Instruções:
1. Transcreva da reportagem sobre Santos-Dumont o trecho que vai de "História de um" até "alegre e feliz)", inclusive.
2. Continue a reportagem sobre Santos-Dumont a partir do ponto em que ela termina.
++++ Texto apresentado
História de um brasileiro idealista, que inventou o avião, correu o mundo, amou a sua terra e
morreu levado pelo ideal Paulista (que faz agora um reporte escrever alegre e feliz)
“Morreu ontem em Santos... etc. etc. ... o inventor Santos-Dumont... etc. etc.
... Seus inventos... etc. etc. ...” - e o registro continuava, frio e precioso sempre como
noticiado “Estadão”.
Acontece que a notícia era, realmente, daquela robusta edição do “O Estado
de São Paulo”. Dia 24 de julho de 1932. Há 15 dias, Revolução rebentara pela alma de todos
os paulistas.
E quem morrera então, tragicamente (mas isso a notícia, claro, não dava)
tinha sido mesmo o “Pai da Aviação”. Morte, por suicídio. Morto, pela Revolução.
Santos-Dumont é isso: um morto da Revolução. Como o menino Dráusio,
que morrera há um mês. E como outros quase dois mil que ficaram inertes nos campos de
batalha. Ilustre morto de cabelos brancos. Dono (sempre) das asas do mundo que deu ao
homem.
É sobre sua morte heroica em 32, e a sua bela vida, o que esta reportagem
vai contar.
1914, em Paris
Apurado, elegante, esguio (nunca pesou mais de 54 quilos), Santos-Dumont,
aquele que fazia mais uma das suas longas caminhadas a pé. De longe, qualquer um poderia
reconhecê-lo: pelas calças arregaçadas em bainha, pelo chapelão panamá, e pelos colarinhos
altos quão engomados, universalmente conhecidos, mais tarde, como “colarinhos Santos-
Dumont”. Andava e pensava. Viera do Brasil há pouco, onde recebera homenagens
excepcionais. Há oito anos, voara pela primeira vez no mundo, com o “mais pesado que o ar”.
++++++++
++++ Material fornecido
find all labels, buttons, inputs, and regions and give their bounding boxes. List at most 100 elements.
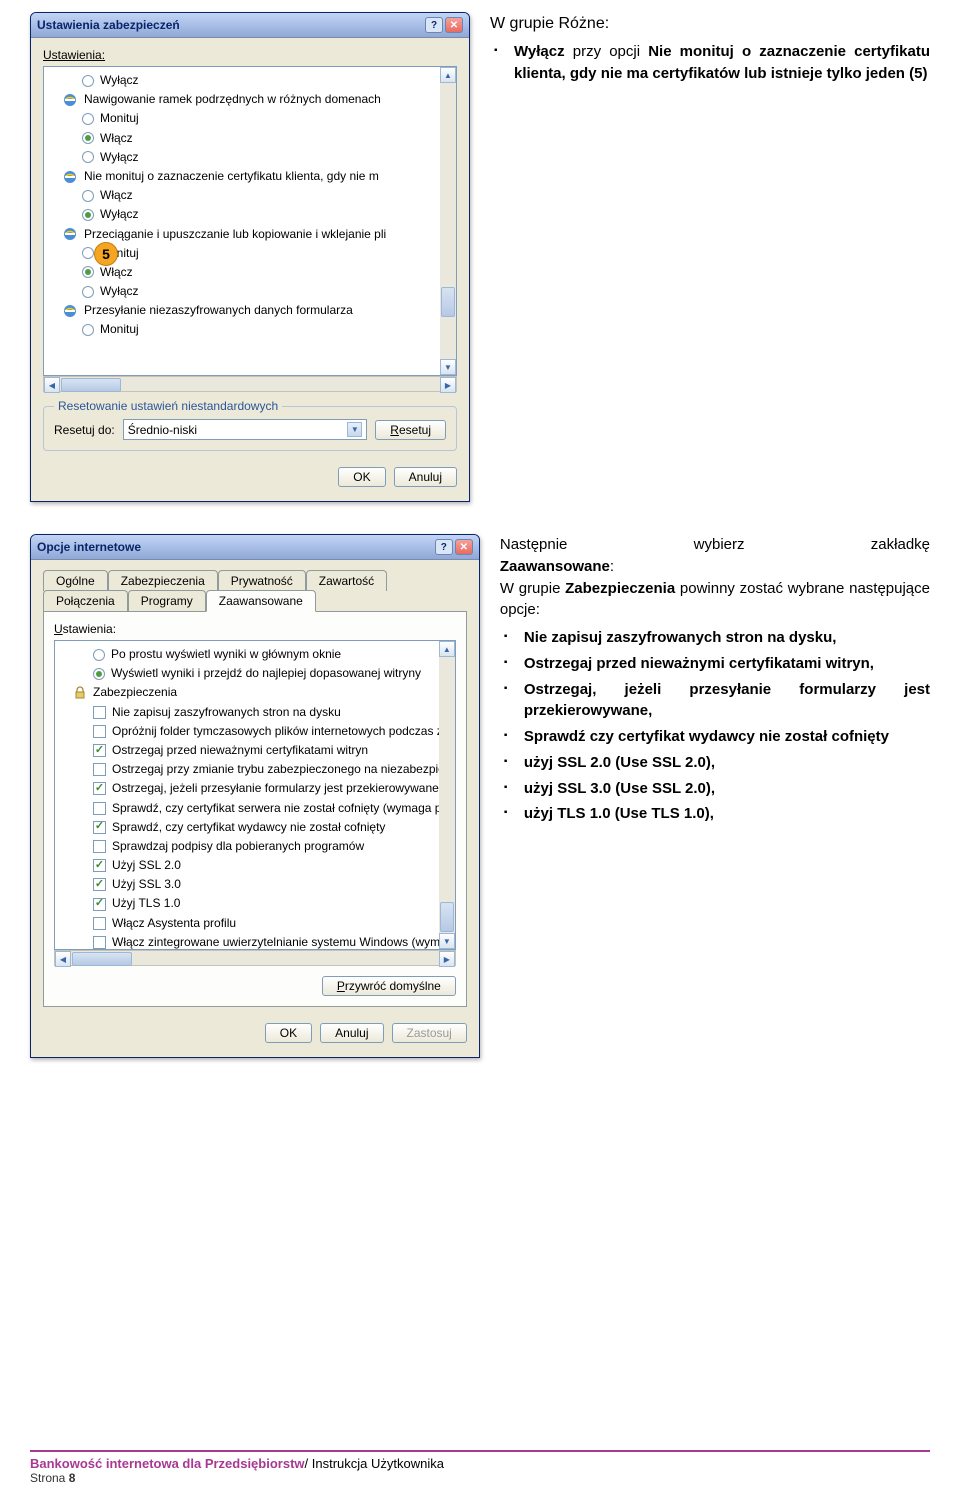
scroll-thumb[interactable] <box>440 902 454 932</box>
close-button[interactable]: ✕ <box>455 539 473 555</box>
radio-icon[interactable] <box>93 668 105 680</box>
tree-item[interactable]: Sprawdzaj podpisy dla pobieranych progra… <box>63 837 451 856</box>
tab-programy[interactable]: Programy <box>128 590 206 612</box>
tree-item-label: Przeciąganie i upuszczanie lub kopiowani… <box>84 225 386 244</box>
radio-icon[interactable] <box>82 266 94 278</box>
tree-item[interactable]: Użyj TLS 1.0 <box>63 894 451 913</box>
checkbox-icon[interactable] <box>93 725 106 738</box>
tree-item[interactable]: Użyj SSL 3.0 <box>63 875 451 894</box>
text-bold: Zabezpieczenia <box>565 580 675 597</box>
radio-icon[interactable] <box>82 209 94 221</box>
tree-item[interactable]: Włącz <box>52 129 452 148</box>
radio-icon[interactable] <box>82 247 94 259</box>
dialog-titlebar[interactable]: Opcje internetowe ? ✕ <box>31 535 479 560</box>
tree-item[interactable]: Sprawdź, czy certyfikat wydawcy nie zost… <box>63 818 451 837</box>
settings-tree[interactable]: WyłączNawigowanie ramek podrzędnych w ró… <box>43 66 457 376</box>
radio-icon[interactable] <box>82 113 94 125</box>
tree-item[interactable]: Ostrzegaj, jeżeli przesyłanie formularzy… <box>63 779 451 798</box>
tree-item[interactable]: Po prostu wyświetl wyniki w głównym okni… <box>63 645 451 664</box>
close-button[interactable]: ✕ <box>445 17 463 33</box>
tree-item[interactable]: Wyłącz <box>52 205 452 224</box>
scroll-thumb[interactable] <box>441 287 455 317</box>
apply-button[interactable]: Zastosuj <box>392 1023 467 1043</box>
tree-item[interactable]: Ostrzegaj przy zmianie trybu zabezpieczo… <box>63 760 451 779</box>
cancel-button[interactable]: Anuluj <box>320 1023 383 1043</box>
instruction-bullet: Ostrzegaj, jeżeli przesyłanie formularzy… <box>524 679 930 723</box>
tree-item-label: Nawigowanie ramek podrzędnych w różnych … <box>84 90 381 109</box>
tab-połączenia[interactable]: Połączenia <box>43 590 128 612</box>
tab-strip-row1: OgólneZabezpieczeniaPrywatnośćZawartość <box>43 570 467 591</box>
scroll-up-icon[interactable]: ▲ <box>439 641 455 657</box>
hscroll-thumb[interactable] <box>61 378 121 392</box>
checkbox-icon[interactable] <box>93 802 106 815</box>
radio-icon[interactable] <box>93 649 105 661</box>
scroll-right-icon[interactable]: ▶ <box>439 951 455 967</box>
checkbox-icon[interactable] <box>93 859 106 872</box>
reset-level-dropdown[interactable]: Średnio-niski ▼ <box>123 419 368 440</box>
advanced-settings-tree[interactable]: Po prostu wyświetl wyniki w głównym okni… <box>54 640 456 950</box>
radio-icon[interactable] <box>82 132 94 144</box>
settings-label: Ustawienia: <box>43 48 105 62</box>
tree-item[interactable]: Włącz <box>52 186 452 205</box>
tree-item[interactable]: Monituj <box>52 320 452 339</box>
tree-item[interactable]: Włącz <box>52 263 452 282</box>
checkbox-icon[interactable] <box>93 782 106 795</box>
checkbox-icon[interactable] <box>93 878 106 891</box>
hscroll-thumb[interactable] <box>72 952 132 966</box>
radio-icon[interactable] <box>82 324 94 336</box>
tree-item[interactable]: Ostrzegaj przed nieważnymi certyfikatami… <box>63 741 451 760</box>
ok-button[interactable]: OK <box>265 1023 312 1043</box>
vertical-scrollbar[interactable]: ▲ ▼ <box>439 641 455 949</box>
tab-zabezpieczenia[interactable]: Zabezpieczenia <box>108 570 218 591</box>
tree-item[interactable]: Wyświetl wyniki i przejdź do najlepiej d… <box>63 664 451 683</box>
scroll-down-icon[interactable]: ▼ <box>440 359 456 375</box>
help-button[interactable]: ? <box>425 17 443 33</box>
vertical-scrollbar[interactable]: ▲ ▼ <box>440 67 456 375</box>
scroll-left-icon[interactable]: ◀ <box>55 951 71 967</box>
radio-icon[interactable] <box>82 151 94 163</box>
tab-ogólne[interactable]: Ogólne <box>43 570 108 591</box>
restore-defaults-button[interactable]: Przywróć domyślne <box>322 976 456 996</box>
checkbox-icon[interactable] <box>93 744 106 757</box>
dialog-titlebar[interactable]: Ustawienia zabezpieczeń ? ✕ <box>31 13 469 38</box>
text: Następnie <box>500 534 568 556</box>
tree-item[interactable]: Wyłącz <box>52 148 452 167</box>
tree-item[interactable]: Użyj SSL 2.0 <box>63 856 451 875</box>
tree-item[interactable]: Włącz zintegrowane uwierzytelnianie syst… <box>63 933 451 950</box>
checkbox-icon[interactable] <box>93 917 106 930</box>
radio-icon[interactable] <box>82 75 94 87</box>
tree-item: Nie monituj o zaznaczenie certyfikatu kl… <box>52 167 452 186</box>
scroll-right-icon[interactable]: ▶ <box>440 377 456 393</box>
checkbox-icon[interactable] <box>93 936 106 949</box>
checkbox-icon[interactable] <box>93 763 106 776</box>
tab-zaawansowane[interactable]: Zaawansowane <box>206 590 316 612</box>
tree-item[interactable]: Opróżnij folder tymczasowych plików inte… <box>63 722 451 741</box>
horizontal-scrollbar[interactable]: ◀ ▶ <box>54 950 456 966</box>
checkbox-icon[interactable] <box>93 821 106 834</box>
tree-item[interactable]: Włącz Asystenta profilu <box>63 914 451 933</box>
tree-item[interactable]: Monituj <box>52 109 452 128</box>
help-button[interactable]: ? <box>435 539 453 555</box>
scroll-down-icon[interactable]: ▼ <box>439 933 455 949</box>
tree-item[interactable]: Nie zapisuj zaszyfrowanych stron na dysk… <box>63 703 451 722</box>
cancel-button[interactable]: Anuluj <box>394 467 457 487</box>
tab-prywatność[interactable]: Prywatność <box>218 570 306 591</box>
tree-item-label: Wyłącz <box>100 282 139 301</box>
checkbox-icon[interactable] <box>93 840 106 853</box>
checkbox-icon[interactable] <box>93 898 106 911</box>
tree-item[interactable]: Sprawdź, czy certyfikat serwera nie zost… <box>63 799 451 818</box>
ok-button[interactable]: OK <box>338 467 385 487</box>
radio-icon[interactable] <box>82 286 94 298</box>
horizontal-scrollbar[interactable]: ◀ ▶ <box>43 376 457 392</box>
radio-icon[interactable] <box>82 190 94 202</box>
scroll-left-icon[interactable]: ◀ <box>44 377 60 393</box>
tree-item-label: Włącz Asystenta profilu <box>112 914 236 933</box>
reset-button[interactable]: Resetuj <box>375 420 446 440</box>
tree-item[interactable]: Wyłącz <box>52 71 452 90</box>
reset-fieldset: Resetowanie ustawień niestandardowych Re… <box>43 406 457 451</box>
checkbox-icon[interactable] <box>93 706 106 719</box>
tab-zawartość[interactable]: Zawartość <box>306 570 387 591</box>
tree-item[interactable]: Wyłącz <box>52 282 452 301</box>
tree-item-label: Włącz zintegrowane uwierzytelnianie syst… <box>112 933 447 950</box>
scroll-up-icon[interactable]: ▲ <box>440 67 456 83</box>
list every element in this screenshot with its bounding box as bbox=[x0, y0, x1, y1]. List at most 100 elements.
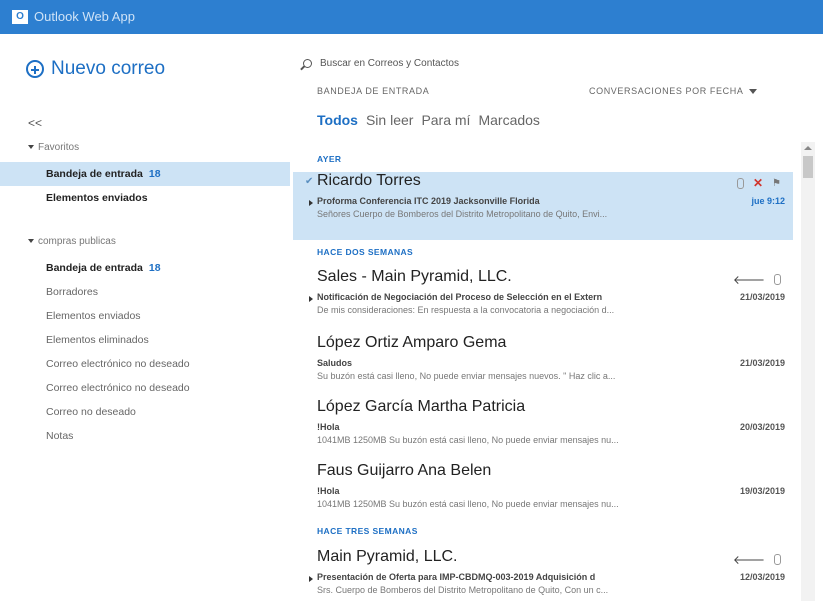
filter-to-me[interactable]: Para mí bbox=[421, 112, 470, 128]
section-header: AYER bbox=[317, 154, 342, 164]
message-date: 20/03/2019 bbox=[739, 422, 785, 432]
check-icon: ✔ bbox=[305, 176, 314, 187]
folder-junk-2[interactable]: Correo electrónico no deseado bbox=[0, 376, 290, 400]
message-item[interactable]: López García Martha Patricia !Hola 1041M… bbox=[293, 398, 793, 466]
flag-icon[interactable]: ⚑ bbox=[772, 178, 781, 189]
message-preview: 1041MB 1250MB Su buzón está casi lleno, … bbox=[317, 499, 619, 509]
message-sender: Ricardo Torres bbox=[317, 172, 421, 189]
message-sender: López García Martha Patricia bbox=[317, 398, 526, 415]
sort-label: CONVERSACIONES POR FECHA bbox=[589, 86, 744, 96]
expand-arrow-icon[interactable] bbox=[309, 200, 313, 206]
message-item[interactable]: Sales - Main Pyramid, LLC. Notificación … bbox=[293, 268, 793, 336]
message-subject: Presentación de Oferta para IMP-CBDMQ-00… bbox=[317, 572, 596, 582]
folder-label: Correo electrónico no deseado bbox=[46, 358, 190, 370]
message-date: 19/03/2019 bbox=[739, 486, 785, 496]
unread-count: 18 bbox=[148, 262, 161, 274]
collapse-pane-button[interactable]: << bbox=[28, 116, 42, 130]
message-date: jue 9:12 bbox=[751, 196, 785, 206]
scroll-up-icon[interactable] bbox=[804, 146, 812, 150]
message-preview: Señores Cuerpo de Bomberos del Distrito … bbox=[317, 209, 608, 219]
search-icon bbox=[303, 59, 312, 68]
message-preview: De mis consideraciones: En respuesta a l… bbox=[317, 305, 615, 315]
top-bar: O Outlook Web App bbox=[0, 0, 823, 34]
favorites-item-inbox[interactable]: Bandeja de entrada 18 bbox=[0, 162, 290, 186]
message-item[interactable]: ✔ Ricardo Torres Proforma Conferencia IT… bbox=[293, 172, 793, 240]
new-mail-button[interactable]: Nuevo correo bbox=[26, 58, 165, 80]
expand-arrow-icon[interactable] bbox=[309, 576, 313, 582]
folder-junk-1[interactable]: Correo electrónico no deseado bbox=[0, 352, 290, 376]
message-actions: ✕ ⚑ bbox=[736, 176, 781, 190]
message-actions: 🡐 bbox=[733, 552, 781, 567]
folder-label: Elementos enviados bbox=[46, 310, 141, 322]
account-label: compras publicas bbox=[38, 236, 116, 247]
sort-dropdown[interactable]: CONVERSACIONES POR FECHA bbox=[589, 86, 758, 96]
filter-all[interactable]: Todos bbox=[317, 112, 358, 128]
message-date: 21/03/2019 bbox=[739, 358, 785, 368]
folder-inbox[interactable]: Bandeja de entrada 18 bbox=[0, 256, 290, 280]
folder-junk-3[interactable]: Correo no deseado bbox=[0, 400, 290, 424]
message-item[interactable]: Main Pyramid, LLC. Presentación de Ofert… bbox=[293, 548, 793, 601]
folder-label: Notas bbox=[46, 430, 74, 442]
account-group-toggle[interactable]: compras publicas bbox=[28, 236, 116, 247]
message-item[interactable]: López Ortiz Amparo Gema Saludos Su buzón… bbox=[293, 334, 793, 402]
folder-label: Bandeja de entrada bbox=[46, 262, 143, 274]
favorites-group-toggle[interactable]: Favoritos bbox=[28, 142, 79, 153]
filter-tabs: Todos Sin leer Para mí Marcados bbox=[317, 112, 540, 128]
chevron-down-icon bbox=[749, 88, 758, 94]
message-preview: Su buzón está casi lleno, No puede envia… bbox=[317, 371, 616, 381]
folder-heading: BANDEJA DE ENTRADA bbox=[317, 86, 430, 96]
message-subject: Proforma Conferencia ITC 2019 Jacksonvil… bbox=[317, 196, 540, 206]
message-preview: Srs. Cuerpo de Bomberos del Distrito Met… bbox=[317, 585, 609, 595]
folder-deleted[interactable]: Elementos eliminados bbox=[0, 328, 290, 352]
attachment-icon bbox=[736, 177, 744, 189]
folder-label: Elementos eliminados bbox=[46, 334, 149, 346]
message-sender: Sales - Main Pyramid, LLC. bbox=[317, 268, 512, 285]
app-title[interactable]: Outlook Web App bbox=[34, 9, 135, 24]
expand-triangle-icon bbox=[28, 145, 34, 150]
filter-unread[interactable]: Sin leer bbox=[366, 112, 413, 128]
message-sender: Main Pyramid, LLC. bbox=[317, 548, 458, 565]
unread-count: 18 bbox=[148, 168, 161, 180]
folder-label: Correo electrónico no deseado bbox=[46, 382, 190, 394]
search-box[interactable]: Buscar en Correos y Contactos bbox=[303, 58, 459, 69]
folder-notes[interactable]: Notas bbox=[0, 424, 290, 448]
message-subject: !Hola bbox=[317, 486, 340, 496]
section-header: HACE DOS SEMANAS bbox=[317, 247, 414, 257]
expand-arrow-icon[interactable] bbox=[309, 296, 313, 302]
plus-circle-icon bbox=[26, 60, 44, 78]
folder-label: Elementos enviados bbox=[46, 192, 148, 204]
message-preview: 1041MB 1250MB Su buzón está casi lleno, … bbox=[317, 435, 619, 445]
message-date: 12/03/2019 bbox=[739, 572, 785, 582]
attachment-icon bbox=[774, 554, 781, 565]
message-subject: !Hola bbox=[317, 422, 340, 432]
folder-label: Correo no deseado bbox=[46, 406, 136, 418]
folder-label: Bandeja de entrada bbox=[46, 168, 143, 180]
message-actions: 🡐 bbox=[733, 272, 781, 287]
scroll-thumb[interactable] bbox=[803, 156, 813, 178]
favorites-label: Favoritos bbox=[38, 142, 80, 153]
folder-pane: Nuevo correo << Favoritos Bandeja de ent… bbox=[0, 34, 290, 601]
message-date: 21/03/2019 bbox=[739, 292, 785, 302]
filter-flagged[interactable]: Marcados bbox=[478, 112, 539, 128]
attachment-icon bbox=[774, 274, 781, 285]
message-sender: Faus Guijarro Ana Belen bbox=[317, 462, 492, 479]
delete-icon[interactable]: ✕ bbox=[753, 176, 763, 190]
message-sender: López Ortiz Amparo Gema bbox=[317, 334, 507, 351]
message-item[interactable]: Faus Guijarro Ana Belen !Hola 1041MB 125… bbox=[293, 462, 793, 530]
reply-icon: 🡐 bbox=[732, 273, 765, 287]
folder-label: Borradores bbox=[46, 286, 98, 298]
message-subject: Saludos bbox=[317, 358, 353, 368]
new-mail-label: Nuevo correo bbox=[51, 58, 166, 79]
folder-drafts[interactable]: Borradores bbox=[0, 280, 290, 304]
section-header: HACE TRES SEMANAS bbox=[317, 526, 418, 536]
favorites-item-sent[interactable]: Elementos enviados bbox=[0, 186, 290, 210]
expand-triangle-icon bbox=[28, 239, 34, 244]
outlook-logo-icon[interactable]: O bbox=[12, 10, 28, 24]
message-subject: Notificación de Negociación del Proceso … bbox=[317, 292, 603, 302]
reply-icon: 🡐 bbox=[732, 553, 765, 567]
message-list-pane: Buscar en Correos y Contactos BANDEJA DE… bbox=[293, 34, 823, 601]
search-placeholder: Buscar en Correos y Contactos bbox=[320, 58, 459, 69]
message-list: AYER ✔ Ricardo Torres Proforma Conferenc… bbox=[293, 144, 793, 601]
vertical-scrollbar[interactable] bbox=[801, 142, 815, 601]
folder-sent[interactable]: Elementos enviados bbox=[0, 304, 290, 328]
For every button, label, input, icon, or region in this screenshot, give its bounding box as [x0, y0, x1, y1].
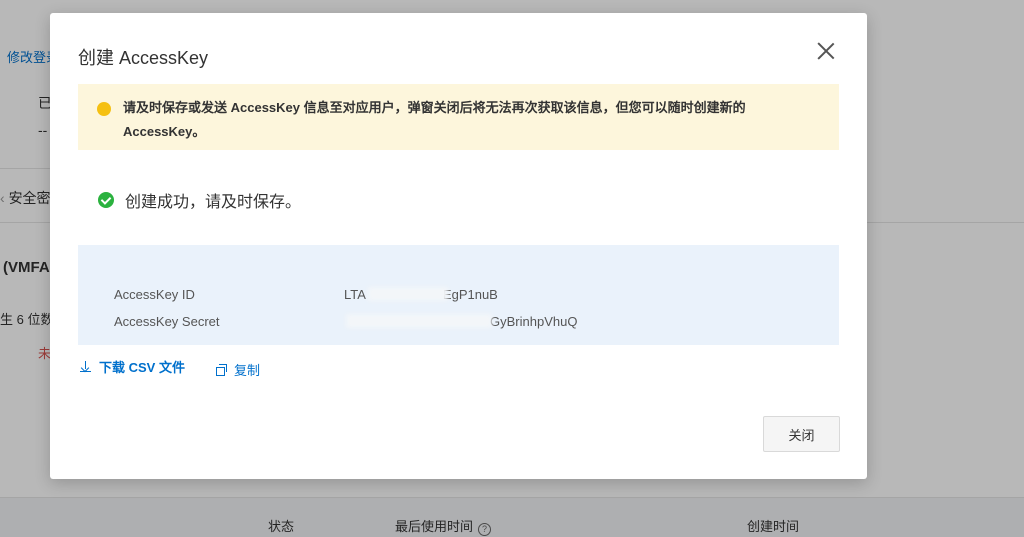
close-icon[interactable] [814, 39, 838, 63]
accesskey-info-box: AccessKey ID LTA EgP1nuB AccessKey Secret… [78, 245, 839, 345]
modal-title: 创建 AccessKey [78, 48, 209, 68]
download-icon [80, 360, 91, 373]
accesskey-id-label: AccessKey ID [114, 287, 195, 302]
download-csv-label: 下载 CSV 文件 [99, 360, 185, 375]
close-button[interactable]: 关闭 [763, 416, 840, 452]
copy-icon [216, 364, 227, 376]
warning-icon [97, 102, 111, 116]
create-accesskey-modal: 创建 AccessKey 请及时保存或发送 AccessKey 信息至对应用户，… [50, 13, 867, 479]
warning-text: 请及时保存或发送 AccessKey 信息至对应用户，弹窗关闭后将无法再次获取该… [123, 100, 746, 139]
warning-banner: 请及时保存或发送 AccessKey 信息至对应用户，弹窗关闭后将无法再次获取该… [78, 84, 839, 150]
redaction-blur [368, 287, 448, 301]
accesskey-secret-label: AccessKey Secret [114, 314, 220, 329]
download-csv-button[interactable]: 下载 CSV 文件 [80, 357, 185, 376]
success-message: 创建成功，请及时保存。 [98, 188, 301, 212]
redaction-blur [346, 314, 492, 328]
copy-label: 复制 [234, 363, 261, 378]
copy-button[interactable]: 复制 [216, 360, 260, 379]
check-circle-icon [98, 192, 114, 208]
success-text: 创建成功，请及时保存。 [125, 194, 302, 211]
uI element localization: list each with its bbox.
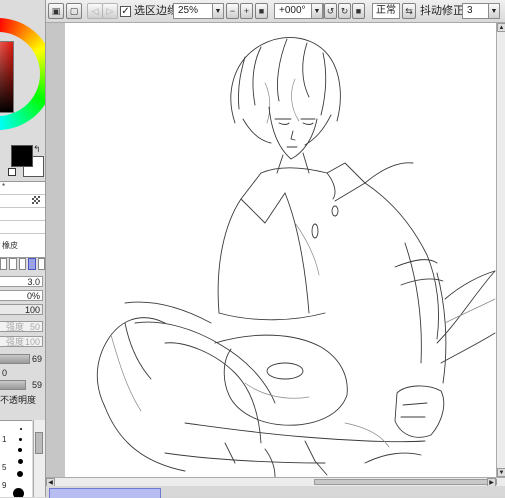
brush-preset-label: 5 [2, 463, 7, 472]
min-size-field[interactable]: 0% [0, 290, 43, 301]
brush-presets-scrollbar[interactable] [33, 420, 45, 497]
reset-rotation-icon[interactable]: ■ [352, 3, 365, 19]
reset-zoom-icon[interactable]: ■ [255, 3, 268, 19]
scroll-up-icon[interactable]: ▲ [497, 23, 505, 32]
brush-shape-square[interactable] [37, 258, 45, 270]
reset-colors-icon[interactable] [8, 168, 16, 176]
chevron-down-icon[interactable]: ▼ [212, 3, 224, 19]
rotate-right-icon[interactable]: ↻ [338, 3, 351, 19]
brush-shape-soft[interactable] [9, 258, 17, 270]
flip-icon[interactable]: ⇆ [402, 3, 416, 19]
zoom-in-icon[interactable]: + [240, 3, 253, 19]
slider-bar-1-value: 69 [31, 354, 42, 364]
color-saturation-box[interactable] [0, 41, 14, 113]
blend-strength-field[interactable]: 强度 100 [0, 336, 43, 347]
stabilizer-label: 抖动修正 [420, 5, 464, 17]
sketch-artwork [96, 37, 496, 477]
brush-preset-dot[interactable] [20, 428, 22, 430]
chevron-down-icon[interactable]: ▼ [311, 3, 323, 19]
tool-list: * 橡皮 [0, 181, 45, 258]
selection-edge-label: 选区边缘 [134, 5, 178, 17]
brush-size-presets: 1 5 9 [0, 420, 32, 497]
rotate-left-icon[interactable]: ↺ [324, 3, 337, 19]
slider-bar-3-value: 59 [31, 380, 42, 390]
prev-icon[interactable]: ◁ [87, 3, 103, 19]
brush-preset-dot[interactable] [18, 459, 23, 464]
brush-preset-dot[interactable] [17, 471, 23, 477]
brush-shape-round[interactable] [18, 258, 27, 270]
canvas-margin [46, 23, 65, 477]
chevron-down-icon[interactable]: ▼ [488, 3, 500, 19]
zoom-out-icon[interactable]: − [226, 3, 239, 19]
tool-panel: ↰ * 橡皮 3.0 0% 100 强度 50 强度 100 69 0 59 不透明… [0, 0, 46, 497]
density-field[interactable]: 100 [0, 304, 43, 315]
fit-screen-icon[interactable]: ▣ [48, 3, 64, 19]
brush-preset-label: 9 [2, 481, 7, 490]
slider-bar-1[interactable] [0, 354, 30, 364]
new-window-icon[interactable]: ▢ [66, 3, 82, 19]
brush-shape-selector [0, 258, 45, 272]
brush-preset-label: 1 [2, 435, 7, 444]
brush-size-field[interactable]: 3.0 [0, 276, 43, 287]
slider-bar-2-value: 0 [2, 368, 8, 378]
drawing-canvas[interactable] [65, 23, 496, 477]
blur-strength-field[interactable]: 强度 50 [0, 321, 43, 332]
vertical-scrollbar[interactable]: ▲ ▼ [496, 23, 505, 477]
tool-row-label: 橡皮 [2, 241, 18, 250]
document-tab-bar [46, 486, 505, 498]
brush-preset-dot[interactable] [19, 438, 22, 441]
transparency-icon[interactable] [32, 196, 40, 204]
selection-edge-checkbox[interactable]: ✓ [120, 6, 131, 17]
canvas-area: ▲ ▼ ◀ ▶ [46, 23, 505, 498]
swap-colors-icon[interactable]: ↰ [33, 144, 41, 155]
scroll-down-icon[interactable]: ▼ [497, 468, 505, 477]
++++++++
Respostas escritas:
1.
História de um brasileiro idealista, que inventou o avião, correu o mundo, amou a sua terra e
morreu levado pelo ideal Paulista (que faz agora um reporte escrever alegre e feliz)

2.
Era o mês de agosto de 1914.
Súbito, alguém lhe deu a notícia trágica: a França, sua amada França, fora
invadida. E, pior: aviões estavam sendo usados contra a população civil! Seu invento virara
arma de morte!
Aquele dia, aquele brasileirinho franzino que em criança gostava de olhar o
voo dos pássaros e de soltar papagaios coloridos de papel de seda, e que por isso inventara os
aviões para que os homens voassem como os pássaros e como os papagaios, - naquele
instante, Santos-Dumont começava a morrer.
Viveria ainda até 1932. Até a revolução.
Viagens e “A Encantada”
Quis assim, de imediato, defender a França. Houve um incidente, contudo,
em sua residência em Deauville. Sua moderna luneta para observações astronômicas foi
pretexto para uma acusação grosseira. Que esta ao serviço do inimigo! O incidente magoou
profundamente aquele homem já magoado. E voltou ao Brasil.
Daqui, seguiu para os Estados Unidos, onde presidiu um Congresso
Científico. Ficou presidente igualmente da “Federação Aeronáutica do Hemisfério Ocidental”.
E fez, na sessão de enceramento vigoroso discurso. Tese: o avião devia somente ser
empregado como instrumento de aproximação política, cultural e econômica entre os povos.
A glória e as aclamações cresciam. Mas a mágoa, com as notícias da
Europa, aumentava também. Em 1916, Chile. Conferência Pan-Americana de Aeronáutica.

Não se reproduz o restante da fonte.